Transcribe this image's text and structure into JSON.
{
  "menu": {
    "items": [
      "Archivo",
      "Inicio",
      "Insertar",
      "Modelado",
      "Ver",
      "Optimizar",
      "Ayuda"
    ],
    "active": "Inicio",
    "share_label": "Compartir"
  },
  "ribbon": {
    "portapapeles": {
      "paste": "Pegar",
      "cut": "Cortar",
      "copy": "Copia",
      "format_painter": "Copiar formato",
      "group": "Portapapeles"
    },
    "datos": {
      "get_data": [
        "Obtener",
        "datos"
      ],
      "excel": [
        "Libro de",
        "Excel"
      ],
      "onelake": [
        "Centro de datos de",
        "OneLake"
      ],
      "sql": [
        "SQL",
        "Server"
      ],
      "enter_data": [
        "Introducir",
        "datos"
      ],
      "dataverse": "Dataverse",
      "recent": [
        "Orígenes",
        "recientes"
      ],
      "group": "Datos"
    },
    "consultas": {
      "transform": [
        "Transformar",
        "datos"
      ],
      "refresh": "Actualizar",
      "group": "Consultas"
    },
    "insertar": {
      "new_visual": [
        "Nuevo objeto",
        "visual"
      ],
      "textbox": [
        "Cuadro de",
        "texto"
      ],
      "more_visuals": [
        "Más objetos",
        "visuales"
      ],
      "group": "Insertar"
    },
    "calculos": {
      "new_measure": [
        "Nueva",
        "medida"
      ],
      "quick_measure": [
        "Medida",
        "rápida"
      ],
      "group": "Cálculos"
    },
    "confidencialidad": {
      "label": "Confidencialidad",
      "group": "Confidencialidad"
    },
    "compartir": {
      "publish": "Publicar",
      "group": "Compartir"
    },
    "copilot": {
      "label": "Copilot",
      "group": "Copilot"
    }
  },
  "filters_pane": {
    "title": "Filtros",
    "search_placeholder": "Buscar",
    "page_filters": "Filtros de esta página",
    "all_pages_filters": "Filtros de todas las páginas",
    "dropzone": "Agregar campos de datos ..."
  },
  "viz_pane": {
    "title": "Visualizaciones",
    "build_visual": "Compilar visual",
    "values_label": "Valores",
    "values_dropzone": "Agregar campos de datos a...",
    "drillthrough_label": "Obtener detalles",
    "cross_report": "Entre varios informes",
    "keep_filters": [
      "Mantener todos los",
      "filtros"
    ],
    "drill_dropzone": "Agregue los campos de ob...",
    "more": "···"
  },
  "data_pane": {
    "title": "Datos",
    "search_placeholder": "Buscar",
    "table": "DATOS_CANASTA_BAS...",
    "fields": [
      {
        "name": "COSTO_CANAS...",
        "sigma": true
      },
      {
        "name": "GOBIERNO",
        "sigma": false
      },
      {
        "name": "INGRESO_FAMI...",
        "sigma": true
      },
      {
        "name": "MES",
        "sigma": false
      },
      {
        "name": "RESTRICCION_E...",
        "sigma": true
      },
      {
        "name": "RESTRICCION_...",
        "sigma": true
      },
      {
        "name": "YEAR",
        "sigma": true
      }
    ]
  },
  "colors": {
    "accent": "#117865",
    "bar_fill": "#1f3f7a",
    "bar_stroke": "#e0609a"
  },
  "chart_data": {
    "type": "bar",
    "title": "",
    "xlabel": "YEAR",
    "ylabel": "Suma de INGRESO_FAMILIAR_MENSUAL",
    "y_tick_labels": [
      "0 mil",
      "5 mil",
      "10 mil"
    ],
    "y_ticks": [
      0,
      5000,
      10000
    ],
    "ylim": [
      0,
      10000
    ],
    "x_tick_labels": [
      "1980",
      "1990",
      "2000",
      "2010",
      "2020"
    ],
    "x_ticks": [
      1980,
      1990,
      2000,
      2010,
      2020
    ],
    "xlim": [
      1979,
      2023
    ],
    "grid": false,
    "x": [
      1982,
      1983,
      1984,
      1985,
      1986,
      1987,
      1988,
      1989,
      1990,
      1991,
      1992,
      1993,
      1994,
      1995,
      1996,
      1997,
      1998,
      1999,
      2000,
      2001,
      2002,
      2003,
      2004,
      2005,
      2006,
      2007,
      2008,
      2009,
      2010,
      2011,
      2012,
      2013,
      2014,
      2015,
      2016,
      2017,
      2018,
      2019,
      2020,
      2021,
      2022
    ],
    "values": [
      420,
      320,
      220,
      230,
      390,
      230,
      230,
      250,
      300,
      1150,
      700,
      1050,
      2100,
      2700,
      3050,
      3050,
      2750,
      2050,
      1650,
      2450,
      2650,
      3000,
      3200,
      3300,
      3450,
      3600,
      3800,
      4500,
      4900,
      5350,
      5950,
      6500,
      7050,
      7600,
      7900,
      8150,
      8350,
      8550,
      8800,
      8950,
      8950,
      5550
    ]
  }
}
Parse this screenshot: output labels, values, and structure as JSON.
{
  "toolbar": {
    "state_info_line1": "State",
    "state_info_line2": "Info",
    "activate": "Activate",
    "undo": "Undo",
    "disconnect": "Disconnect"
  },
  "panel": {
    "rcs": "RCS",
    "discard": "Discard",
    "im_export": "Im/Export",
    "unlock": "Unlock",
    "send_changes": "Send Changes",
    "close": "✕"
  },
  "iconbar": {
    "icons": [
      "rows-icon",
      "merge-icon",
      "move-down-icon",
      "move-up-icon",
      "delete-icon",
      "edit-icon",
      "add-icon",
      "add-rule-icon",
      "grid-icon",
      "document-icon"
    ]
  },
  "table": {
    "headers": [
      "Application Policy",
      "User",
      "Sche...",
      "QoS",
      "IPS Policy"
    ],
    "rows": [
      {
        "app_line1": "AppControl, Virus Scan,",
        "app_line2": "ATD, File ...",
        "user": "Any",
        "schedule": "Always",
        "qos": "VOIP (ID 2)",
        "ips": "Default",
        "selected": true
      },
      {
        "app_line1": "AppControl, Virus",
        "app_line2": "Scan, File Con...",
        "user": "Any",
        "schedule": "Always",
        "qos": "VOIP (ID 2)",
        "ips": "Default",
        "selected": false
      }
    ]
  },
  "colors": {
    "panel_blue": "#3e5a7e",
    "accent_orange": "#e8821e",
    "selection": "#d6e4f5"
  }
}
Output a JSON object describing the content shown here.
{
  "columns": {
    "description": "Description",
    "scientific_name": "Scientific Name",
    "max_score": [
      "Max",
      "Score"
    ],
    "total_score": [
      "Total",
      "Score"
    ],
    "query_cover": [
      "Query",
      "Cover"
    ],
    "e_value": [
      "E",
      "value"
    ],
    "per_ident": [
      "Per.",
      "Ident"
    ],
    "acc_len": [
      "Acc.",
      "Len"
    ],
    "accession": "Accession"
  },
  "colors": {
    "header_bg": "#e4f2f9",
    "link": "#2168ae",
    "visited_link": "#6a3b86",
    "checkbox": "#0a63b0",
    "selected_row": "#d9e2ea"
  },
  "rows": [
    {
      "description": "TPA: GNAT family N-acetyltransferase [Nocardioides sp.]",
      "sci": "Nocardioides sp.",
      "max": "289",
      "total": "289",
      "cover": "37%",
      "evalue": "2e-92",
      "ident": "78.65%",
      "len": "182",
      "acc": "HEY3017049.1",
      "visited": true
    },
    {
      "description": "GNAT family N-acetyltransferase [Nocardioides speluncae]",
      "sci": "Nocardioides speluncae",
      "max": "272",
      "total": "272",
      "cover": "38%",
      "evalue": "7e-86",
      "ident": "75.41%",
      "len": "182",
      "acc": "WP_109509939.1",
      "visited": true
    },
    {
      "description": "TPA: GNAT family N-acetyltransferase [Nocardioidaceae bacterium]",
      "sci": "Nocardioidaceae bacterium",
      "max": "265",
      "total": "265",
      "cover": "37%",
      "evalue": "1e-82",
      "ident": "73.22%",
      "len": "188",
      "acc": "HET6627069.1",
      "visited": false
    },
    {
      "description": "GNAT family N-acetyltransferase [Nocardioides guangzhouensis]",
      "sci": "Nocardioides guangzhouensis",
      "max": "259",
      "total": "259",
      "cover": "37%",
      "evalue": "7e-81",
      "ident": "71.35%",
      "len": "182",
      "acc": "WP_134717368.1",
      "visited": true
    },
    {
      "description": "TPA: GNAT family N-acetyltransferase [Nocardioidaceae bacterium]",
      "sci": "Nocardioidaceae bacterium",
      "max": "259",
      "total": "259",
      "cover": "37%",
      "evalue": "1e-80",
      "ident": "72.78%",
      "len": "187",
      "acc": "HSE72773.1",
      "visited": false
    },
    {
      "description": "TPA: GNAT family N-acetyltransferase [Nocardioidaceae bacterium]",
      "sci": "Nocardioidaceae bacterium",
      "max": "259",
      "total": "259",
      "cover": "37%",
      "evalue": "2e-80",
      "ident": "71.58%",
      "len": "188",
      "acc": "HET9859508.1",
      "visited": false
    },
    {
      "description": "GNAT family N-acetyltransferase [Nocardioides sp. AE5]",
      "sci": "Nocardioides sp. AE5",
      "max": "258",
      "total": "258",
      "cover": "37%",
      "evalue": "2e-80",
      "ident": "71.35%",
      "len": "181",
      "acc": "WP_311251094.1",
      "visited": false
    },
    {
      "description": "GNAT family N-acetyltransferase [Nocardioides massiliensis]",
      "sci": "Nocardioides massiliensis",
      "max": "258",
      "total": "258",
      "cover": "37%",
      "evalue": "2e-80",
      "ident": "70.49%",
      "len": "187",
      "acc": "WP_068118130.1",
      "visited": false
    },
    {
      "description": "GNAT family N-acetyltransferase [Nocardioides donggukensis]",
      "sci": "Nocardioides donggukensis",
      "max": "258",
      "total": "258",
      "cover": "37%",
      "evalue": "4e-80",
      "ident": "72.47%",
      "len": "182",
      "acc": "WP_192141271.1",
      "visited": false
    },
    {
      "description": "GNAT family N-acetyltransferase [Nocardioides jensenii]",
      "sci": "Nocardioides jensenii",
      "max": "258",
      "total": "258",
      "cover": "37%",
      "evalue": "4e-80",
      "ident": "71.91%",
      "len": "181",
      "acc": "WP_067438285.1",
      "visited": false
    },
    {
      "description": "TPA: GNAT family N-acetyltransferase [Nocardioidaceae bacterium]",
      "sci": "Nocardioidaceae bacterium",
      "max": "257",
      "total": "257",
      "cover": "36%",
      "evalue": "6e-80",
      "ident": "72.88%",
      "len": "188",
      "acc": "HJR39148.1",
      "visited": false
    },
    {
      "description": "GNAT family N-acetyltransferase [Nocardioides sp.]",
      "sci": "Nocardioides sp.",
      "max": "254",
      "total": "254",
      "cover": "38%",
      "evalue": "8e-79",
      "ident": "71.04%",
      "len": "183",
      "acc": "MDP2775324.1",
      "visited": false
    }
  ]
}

▶ **Required work**
Every line that holds the string "AppControl" must be copied from the records above.

▶ **Answer space**
        "app_line1": "AppControl, Virus Scan,",
        "app_line1": "AppControl, Virus",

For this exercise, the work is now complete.